Assignment 1: List every proper name of a person or film title that appears in the review of The Informant!, one per line.
Assignment 2: Please resume the review of The Informant! after its final sentence, carrying on in the same voice.

Page text:
The Informant!

Matt Damon!

As if the trailer for ‘Invictus’ wasn’t too much, actually sitting through ‘The Informant!’ was so much more Matt Damon than I wanted to handle.

What’s Good About It

Any time somebody makes a black comedy, I’m happy to watch. This is pretty warped, but I’m not really sure this is quite black. It’s more of a 70s TV kitsch pastiche of events in the 1990s, made to look more distant than they are. All the same, the film has a lot of laughs in it and there’s never really a dull moment.

The film is also though-provoking about the nature of confidential informants and the kind information they can provide investigations. The film goes into some interesting intellectual space regarding the wiring of the informant in order to get incriminating information. The story gets very complicated and therefore more interesting when we realise that the persona of Mark Whitacre played by Matt Damon is more like an onion, with layers of subterfuge going on – and the layers go on and on. It becomes a running gag that Whitacre has somehow not told the entire truth about things as things gradually, and then rapidly spiral out of control.

The film is also a fine study in bipolar disorder, but one also suspect that the bipolar symptoms are being faked, and that Whitacre in this film is in fact personality disordered like nobody else.

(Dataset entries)
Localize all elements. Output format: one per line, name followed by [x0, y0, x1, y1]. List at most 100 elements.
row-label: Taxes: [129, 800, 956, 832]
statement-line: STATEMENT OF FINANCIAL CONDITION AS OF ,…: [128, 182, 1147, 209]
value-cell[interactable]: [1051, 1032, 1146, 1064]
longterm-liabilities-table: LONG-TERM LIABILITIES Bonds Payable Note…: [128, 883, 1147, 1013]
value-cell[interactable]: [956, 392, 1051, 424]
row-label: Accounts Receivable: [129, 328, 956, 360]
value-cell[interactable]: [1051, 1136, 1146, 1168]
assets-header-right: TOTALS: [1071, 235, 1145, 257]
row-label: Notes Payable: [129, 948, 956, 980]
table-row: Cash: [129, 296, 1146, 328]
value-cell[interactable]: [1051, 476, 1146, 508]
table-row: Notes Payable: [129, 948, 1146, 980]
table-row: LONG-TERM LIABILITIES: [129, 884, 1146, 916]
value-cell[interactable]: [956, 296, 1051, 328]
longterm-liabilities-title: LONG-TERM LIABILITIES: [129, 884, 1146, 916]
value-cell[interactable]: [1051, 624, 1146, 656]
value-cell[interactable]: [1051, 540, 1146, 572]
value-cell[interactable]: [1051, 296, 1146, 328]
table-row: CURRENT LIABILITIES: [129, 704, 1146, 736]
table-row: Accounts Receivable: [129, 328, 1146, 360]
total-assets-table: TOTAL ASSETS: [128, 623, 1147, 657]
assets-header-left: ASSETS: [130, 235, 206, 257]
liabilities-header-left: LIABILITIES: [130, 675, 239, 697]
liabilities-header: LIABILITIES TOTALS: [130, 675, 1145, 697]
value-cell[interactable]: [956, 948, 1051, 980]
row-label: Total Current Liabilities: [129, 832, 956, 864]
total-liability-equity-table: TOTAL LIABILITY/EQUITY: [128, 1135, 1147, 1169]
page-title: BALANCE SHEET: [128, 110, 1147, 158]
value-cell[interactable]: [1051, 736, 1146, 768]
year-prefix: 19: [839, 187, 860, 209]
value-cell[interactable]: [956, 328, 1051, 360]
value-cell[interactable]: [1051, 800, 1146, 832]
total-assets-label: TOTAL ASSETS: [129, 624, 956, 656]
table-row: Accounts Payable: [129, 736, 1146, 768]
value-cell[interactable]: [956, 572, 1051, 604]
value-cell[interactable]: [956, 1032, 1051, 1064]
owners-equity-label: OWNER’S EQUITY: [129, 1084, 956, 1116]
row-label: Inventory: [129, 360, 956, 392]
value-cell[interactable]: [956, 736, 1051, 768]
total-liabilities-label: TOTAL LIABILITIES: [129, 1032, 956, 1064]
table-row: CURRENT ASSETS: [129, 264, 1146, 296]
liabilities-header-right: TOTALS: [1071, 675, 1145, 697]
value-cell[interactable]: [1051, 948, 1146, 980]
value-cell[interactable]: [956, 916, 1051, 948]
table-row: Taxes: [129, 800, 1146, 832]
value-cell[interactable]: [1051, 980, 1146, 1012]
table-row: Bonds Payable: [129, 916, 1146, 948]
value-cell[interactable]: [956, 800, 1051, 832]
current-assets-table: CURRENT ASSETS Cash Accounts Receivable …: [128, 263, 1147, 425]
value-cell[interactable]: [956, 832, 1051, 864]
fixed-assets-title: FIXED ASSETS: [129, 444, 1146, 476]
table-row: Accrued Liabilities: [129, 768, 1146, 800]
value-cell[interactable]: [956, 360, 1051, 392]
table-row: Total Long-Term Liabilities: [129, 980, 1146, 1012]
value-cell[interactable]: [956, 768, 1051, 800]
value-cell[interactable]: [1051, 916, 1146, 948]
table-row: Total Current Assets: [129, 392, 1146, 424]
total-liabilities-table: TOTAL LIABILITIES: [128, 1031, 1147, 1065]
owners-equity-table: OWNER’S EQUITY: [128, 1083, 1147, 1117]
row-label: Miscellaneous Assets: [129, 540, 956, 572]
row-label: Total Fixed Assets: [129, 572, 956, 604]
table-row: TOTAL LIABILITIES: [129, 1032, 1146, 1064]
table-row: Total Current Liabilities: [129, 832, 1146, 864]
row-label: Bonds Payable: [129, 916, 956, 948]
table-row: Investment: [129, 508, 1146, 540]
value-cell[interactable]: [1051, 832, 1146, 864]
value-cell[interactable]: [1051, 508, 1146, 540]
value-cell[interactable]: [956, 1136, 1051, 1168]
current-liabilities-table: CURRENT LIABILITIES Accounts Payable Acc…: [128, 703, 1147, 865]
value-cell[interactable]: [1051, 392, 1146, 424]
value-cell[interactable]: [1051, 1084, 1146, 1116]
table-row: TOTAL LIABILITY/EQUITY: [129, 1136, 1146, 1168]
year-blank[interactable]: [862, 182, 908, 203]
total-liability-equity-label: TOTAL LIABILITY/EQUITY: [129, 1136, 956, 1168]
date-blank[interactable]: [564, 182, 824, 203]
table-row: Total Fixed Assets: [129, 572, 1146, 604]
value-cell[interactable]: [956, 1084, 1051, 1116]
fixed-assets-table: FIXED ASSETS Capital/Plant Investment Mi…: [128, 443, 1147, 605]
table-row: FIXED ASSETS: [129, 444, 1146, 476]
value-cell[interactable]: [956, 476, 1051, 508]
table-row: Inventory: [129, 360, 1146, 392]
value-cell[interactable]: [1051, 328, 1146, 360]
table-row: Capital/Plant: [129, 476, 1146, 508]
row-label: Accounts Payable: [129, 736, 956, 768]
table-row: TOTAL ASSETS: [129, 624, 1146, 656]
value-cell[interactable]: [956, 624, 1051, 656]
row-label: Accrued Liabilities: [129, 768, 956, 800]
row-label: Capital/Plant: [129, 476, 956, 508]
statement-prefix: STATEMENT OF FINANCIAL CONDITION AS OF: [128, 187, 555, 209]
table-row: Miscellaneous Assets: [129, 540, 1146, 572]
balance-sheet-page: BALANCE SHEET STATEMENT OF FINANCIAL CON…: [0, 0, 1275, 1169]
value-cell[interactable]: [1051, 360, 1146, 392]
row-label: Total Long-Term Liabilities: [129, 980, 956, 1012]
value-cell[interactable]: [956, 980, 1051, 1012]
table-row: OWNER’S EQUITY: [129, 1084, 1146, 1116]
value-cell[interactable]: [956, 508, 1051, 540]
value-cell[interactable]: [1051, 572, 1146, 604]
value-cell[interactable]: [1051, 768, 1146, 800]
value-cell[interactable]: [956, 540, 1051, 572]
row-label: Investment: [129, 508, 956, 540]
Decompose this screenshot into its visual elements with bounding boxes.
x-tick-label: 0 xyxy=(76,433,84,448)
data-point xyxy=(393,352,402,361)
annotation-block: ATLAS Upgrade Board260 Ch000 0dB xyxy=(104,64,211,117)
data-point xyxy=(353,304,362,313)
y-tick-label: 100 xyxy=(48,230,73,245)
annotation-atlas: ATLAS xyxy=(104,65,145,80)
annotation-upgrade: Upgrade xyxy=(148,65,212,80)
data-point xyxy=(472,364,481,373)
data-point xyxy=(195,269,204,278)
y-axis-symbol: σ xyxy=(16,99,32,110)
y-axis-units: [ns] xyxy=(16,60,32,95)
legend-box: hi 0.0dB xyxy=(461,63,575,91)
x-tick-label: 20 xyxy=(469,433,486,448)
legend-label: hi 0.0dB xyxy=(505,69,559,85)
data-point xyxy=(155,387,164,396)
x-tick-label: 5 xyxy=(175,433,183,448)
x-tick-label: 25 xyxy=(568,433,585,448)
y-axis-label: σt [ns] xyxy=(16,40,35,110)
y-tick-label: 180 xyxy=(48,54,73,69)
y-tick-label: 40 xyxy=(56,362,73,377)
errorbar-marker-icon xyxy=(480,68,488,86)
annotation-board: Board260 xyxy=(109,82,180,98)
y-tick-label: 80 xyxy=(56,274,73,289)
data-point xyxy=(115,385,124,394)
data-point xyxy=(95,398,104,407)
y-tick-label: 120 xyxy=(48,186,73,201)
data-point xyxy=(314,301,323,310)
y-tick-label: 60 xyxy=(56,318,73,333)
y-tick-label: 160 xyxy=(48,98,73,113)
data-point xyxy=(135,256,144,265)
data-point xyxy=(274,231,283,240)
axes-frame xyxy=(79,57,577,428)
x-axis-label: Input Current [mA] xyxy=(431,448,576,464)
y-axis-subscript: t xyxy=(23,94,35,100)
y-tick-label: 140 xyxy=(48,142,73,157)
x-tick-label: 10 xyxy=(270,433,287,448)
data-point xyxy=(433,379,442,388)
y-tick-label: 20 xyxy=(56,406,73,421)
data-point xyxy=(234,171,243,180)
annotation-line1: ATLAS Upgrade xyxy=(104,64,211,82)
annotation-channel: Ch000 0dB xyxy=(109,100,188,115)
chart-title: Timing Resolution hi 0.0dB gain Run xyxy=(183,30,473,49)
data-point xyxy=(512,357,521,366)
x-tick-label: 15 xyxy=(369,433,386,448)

Written response 1:
The Informant!
Matt Damon
Invictus
Mark Whitacre

Written response 2:
What’s Bad About It

The pacing in this story is a little odd. You never get the feeling there’s any momentum to the story, just a sense in which things get dragged on and on with further bizarre complications. It’s not that I think it’s bad as such, but a sign that maybe the film isn’t working too well. Except I don’t know what I would have cut. All of it is necessary to tell the incredibly intricate mess of a story.

What’s Interesting About It

Lysine

Mike Whitacre

ADM

It’s so strange what a film like this makes you look for. I just want to quote this bit of the ADM entry:

ADM’s receipt of federal agricultural subsidies have come under criticism. According to a 1995 report by the Cato Institute, a libertarian think tank, “ADM has cost the American economy billions of dollars since 1980 and has indirectly cost Americans tens of billions of dollars in higher prices and higher taxes over that same period. At least 43 percent of ADM’s annual profits are from products heavily subsidized or protected by the American government. Moreover, every $1 of profits earned by ADM’s corn sweetener operation costs consumers $10, and every $1 of profits earned by its ethanol operation costs taxpayers $30.”[12]
In 1994, the New York Times wrote “the Clinton Administration’s policy on emission-reducing renewable fuels — in essence, ethanol made from corn — is little more than a politically inspired gift to farmers and corn processors, especially the Archer Daniels Midland Company”.[13]
ADM’s lobbying and campaign contributions have encouraged the continuation of the United States federal sugar program (of trade barriers and price supports) by Congress, costing US consumers roughly $3 billion a year.[12] ADM also lobbied to create and perpetuate federal ethanol subsidies. Some commentators have concluded that the ADM experience demonstrates the need for campaign finance reform.[12]

There’s more on that page.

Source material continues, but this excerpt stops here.